[begin Stored data]

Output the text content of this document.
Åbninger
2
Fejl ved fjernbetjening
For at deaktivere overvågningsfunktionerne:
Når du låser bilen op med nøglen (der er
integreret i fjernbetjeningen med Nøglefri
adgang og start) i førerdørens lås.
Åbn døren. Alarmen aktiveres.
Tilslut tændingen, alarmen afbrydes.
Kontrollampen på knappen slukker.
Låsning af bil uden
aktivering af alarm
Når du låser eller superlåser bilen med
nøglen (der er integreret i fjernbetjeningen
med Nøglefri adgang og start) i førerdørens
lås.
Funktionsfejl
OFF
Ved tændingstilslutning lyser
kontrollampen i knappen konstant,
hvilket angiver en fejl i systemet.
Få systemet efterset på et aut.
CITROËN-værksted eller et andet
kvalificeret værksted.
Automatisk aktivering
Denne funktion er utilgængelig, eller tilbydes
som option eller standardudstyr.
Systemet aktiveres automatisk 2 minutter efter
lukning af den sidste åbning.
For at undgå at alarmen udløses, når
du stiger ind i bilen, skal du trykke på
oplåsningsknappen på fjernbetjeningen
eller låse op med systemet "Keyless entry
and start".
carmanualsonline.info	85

[end Stored data]

Directions: Output all of the data again, exactly.

Complete output:
Output the text content of this document.
Åbninger
2
Fejl ved fjernbetjening
For at deaktivere overvågningsfunktionerne:
Når du låser bilen op med nøglen (der er
integreret i fjernbetjeningen med Nøglefri
adgang og start) i førerdørens lås.
Åbn døren. Alarmen aktiveres.
Tilslut tændingen, alarmen afbrydes.
Kontrollampen på knappen slukker.
Låsning af bil uden
aktivering af alarm
Når du låser eller superlåser bilen med
nøglen (der er integreret i fjernbetjeningen
med Nøglefri adgang og start) i førerdørens
lås.
Funktionsfejl
OFF
Ved tændingstilslutning lyser
kontrollampen i knappen konstant,
hvilket angiver en fejl i systemet.
Få systemet efterset på et aut.
CITROËN-værksted eller et andet
kvalificeret værksted.
Automatisk aktivering
Denne funktion er utilgængelig, eller tilbydes
som option eller standardudstyr.
Systemet aktiveres automatisk 2 minutter efter
lukning af den sidste åbning.
For at undgå at alarmen udløses, når
du stiger ind i bilen, skal du trykke på
oplåsningsknappen på fjernbetjeningen
eller låse op med systemet "Keyless entry
and start".
carmanualsonline.info	85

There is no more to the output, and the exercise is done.